Conference and Cultural Center at the University of Patras

Patras, October 2024

Scientific and Artistic Supervision
Katia Savrami, Associate Professor of the Department of Theatre Studies at the University of Patras.
Agis Marinis, Associate Professor of the Department of Theatre Studies at the University of Patras and Director of the Laboratory of Drama and Speech.

Collaboration
Apostolos Vantarakis, Professor of Hygiene, Department of Medicine, at the University of Patras.

Konstantinos Asimakopoulos, Emeritus Professor of Psychiatry, Department of Medicine at the University of Patras.

Section I
Lectures (15 minutes each).

  1. What’s the Fox Doing in the Market? Creative Writing and Health, Gianna Roilou
  2. Art as a Return Gift, Antonis Volanakis
  3. Dance and Disability, Maria Koliopoulou

Discussion with the audience (10 minutes)

Section II

Poetry as Solo Performance: “ASCLEPIC: the Mirroring”

Choreography: Katia Savrami
Dancer: Theano Vantaraki (8 minutes).

§ **Material supplied**
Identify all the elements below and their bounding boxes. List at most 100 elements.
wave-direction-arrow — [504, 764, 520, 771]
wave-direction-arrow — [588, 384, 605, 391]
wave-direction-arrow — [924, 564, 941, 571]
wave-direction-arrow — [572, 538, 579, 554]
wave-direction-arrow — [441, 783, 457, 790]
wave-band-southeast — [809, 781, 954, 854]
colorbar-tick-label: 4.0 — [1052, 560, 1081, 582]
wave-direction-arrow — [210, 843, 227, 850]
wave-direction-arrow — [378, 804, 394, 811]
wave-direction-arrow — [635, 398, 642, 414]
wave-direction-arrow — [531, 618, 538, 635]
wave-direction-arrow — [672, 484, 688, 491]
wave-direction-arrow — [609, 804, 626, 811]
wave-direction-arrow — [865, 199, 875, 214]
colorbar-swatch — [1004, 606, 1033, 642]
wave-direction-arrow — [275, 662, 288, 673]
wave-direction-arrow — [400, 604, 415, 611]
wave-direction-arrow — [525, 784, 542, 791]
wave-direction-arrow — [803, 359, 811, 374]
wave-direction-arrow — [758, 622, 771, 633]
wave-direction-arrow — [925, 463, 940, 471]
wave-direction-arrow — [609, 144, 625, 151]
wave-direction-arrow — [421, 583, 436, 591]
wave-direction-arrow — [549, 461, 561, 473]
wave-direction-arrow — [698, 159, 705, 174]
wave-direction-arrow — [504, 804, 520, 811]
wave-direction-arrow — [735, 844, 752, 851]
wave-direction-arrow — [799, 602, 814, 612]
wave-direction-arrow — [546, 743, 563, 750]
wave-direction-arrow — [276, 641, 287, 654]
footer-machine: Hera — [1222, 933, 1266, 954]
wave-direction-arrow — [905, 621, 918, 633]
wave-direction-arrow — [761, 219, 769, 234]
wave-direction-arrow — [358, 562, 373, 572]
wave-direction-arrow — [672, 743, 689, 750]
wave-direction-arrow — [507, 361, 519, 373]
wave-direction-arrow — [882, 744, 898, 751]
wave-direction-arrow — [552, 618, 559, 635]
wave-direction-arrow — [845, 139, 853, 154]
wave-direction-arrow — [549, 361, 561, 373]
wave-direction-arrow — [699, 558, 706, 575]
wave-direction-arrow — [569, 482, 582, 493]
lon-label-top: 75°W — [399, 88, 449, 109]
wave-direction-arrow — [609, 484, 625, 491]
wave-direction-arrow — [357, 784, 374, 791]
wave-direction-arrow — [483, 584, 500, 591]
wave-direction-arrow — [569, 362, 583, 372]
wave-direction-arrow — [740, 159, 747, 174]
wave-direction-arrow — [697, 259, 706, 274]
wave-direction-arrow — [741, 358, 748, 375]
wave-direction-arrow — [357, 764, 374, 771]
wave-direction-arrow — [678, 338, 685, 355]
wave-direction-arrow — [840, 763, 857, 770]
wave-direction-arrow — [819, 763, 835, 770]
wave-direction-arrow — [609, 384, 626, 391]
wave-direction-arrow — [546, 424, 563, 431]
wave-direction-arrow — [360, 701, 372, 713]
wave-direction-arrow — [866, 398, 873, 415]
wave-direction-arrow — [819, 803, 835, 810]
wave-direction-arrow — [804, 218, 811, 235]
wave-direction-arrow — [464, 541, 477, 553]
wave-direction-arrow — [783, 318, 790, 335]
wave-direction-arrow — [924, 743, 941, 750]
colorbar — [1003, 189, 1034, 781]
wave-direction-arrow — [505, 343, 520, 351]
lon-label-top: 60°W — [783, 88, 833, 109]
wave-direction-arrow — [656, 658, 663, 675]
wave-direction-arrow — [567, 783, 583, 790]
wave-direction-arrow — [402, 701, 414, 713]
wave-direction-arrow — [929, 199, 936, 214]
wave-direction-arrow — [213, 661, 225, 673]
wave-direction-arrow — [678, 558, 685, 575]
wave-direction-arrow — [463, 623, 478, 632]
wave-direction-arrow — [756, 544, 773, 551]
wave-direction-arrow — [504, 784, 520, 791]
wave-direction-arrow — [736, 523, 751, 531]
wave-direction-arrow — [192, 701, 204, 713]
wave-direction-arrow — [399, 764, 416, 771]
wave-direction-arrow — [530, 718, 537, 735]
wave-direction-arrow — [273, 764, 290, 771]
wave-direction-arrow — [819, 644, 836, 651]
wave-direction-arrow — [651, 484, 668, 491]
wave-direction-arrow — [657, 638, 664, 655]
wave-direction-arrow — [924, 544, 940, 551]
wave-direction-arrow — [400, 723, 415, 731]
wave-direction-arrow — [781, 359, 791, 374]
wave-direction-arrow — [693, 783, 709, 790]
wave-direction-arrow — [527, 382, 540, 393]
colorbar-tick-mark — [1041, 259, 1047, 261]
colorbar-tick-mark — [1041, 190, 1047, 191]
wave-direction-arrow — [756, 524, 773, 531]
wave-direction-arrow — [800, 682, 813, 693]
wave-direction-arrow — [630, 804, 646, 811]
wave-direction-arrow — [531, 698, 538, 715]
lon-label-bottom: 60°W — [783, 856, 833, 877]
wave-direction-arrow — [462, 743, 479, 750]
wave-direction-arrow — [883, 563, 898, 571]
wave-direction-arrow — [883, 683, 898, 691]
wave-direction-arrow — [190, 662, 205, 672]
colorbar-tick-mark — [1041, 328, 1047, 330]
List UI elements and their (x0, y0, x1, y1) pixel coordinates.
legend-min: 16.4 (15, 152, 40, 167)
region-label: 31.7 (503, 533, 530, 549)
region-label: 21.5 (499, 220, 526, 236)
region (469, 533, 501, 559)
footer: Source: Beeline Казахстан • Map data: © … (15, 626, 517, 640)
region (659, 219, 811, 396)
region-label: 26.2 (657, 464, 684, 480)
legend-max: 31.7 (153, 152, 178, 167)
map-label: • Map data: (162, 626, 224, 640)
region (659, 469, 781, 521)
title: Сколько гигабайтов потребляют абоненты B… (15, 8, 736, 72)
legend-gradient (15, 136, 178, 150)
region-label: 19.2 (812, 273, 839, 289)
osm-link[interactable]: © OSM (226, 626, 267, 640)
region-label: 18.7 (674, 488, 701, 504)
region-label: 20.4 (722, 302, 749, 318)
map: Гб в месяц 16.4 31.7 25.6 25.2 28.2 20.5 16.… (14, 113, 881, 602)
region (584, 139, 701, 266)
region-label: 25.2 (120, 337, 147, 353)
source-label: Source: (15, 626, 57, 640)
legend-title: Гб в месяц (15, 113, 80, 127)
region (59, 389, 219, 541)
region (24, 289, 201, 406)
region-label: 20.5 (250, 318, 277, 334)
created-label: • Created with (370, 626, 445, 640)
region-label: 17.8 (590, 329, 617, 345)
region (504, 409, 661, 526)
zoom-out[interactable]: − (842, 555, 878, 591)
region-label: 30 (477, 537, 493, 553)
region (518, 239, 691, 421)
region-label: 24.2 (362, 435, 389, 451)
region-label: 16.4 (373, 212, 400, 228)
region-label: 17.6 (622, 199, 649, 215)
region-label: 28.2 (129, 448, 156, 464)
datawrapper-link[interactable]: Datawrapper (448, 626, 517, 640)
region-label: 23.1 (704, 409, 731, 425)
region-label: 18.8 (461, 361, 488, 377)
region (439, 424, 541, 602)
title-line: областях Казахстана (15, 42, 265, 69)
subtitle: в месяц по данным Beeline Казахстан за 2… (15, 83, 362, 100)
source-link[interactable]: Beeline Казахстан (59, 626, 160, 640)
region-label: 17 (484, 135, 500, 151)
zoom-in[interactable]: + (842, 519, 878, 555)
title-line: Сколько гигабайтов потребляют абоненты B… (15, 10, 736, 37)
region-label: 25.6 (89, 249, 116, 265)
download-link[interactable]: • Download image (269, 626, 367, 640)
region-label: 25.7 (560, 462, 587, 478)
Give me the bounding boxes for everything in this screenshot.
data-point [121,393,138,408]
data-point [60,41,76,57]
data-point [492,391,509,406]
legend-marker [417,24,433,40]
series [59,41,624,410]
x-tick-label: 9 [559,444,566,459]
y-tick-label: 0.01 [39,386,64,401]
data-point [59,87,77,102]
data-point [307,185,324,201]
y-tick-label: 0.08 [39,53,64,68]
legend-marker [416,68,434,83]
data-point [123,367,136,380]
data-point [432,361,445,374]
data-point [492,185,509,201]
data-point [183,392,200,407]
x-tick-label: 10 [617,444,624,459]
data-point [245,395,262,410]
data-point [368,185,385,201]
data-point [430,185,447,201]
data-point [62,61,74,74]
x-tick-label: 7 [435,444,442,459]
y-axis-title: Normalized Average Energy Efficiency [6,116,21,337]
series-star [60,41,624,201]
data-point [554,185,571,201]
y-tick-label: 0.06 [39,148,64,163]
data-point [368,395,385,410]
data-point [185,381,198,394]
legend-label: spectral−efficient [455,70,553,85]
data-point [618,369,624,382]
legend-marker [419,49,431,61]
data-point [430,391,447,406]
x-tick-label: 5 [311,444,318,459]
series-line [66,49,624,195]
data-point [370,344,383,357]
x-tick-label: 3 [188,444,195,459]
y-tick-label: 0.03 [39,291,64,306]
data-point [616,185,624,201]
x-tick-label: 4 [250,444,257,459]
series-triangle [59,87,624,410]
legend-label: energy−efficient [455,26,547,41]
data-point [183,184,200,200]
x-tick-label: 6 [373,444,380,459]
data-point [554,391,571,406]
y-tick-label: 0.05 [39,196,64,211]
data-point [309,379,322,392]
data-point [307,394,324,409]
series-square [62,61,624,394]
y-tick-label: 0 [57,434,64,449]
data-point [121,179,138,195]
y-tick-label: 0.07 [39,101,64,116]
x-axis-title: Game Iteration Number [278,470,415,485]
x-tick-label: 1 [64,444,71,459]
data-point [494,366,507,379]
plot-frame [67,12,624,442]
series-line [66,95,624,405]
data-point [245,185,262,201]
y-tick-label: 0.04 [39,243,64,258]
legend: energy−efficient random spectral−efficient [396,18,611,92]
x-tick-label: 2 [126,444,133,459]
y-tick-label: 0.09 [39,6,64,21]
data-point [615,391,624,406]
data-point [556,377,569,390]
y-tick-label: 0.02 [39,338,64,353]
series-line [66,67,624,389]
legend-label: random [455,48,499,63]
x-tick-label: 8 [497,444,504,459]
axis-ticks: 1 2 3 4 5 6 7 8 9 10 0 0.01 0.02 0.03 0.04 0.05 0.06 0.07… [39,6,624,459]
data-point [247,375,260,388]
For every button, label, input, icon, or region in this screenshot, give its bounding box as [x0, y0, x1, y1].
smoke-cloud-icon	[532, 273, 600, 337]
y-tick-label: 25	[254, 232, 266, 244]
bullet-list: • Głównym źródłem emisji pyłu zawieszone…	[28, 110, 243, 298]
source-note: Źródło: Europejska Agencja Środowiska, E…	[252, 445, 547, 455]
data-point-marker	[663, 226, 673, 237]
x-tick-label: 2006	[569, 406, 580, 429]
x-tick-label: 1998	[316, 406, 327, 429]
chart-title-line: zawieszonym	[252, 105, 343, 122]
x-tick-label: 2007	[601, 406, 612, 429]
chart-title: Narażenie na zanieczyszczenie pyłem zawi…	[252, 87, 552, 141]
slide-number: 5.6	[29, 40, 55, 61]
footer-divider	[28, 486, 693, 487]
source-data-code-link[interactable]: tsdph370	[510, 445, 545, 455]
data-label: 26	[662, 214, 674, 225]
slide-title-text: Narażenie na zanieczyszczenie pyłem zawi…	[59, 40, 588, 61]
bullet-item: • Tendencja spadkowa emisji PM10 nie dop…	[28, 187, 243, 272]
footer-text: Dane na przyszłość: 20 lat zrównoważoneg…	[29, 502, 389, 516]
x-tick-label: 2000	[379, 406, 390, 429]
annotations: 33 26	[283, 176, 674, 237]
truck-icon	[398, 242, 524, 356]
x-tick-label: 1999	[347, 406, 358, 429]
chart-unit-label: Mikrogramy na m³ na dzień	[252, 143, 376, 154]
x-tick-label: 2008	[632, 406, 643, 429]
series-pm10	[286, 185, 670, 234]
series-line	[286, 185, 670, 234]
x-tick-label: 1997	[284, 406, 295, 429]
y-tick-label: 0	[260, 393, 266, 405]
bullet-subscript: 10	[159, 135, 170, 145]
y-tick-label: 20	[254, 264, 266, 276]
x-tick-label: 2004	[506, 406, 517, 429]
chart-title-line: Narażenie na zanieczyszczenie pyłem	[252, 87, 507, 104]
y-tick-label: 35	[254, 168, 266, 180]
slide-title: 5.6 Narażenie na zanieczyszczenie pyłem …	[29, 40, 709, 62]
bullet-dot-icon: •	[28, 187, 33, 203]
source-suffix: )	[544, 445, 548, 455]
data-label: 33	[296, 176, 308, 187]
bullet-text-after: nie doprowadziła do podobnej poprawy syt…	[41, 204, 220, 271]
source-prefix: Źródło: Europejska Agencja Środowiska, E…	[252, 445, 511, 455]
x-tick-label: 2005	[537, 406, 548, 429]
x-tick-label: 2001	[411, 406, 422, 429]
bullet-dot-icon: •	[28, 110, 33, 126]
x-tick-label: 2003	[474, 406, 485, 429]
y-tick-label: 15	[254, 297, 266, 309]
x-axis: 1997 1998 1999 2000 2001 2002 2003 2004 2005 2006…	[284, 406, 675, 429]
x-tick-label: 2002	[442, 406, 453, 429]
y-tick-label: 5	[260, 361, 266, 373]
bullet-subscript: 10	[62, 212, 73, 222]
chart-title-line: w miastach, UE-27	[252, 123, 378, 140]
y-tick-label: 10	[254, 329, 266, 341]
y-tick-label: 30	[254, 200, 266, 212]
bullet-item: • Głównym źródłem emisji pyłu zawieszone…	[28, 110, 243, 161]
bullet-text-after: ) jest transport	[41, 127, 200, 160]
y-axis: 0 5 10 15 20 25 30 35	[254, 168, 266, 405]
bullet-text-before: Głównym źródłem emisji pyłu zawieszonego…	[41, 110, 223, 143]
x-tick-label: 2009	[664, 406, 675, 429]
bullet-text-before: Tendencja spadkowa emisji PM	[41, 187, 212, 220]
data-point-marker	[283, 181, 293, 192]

§ **How to complete this task**
Please extract the part of the conference program starting at "Agis Marinis, Associate" and ending at "Drama and Speech.", copying it word for word.

§ **Exercise output**
Agis Marinis, Associate Professor of the Department of Theatre Studies at the University of Patras and Director of the Laboratory of Drama and Speech.